**SUPPLIED PASSAGE:**
=-=-=

Asset   Estimated Useful Lives
Network equipment   5 – 7 Years
Furniture and fixtures   3 – 7 Years
Computer equipment and software   3 – 5 Years
Customer premise equipment                                           2 – 3 Years

 

Leasehold improvements are depreciated over the shorter of the estimated useful lives of the assets or the term of the associated lease. Maintenance and repairs are recorded as a period expense, while betterments and improvements are capitalized.

 

Customer premise equipment primarily consists of switches, routers, handsets and ancillary items for which the Company retains title but are utilized at customer locations. At December 31, 2012, the Company had approximately $341,000 of such equipment which had been reflected as inventory in its consolidated balance sheet. The Company has reclassified this amount to property and equipment to more accurately reflect the nature, use and useful life of these assets.

 

The Company capitalizes a portion of its payroll and related costs for the development of software for internal use and amortizes these costs over three years. During the years ended December 31, 2013 and 2012, the Company capitalized costs pertaining to the development of internally used software in the approximate amount of $794,000 and $151,000, respectively.

Derivative Financial Instruments

The Company accounts for warrants issued in conjunction with the issuance of debt and equity in accordance with the guidance contained in ASC Topic 815, Derivatives and Hedging (“ASC 815”). For warrant instruments that are not deemed to be indexed to the Company’s own stock, the Company classifies the warrant instrument as a liability at its fair value and adjusts the instrument to fair value at each reporting period. This liability is subject to re-measurement at each balance sheet date until exercised, and any change in fair value is recognized in the Company’s statement of operations (see notes 11, 14 and 22). The fair values of the warrants have been estimated using a Black-Scholes valuation model and the Company’s quoted market price.

Advertising and Marketing

Advertising and marketing expense includes cost for promotional materials and trade show expenses for the marketing of the Company’s business products and services. Advertising and marketing expenses were approximately $28,000 and $23,000 for the years ended December 31, 2013 and 2012, respectively.

Income Taxes

The accounting and reporting requirements with respect to income taxes require an asset and liability approach. Deferred income tax assets and liabilities are computed for differences between the financial statement and tax bases of assets and liabilities that will result in future taxable or deductible amounts, based on enacted tax laws and rates applicable to the periods in which the differences are expected to affect taxable income. Valuation allowances are established, when necessary, to reduce deferred income tax assets to the amount expected to be realized.

=-=-=

**RECORD SET:**
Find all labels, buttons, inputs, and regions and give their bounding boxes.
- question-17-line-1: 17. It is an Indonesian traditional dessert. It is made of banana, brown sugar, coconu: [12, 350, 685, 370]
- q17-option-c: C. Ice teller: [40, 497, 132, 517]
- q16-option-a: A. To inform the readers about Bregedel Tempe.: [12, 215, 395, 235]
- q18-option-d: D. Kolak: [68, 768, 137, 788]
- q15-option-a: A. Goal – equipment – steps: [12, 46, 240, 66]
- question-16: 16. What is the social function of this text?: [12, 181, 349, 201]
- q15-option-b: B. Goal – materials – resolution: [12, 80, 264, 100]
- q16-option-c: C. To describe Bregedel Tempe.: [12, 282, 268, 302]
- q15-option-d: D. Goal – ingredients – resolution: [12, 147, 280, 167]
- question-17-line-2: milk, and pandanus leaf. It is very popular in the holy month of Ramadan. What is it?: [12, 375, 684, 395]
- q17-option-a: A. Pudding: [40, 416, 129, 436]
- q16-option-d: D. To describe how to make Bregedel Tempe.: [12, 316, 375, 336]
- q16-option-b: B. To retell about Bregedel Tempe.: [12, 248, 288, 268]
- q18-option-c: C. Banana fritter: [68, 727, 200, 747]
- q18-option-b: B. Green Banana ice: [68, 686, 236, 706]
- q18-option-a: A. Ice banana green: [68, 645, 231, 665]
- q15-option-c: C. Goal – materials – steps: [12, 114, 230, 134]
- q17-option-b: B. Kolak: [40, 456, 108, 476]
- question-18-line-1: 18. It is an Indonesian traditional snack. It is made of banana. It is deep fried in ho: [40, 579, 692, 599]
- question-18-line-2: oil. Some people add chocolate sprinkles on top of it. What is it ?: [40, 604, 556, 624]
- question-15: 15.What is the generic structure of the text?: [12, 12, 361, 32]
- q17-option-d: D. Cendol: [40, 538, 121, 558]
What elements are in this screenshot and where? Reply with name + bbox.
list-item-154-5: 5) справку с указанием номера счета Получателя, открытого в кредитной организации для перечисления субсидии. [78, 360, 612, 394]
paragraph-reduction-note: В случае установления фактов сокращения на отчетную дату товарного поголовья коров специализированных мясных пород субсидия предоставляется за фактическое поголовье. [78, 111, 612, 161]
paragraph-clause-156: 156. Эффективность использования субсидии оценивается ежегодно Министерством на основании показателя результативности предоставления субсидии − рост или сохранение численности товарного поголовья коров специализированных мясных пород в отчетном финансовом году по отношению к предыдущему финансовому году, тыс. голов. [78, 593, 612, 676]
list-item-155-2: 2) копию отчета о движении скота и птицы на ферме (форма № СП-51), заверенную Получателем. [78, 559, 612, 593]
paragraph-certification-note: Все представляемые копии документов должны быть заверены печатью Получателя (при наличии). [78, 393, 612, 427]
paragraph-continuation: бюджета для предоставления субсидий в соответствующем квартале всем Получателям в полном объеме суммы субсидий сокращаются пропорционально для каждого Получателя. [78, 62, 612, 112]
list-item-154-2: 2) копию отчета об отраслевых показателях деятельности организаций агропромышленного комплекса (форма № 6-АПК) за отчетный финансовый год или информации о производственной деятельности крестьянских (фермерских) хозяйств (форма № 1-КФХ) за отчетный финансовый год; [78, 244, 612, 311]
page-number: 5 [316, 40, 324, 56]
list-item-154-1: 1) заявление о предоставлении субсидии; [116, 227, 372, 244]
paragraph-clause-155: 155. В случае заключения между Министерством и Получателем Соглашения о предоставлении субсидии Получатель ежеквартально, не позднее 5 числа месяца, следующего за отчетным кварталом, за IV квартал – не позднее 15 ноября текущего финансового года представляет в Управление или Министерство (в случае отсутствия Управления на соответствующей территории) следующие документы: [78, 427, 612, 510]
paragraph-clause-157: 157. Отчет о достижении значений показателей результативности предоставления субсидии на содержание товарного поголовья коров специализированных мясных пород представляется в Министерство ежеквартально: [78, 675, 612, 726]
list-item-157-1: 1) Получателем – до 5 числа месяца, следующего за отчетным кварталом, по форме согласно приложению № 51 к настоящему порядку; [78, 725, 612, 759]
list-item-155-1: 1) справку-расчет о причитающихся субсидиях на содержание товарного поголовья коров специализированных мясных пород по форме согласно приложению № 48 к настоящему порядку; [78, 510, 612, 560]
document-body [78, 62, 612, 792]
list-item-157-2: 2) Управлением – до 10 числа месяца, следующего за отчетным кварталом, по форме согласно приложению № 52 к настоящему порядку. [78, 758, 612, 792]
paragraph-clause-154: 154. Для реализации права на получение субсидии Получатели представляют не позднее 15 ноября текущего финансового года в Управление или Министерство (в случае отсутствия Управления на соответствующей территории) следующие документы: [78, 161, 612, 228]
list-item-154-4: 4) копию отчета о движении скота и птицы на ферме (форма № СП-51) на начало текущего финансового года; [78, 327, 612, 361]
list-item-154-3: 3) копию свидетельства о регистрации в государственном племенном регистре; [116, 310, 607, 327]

=-=-=

**EXERCISE OBJECTIVE:** Please resume the accounting policy notes from the point where they stop. The items aren't needed for this.

**SOLVED PROBLEM:**
 

In accordance with U.S. GAAP, the Company is required to determine whether a tax position of the Company is more likely than not to be sustained upon examination by the applicable taxing authority, including resolution of any related appeals or litigation processes, based on the technical merits of the position. The tax benefit to be recognized is measured as the largest amount of benefit that is greater than fifty percent likely of being realized upon ultimate settlement. Derecognition of a tax benefit previously recognized could result in the Company recording a tax liability that would reduce net assets. Based on its analysis, the Company has determined that it has not incurred any liability for unrecognized tax benefits as of December 31, 2013 and 2012. The Company is subject to income tax examinations by major taxing authorities for all tax years since 2010 and may be subject to review and adjustment at a later date based on factors including, but not limited to, on-going analyses of and changes to tax laws, regulations and interpretations thereof. No interest expense or penalties have been recognized as of December 31, 2013 and 2012. During the years ended December 31, 2013 and 2012, the Company recognized no adjustments for uncertain tax positions.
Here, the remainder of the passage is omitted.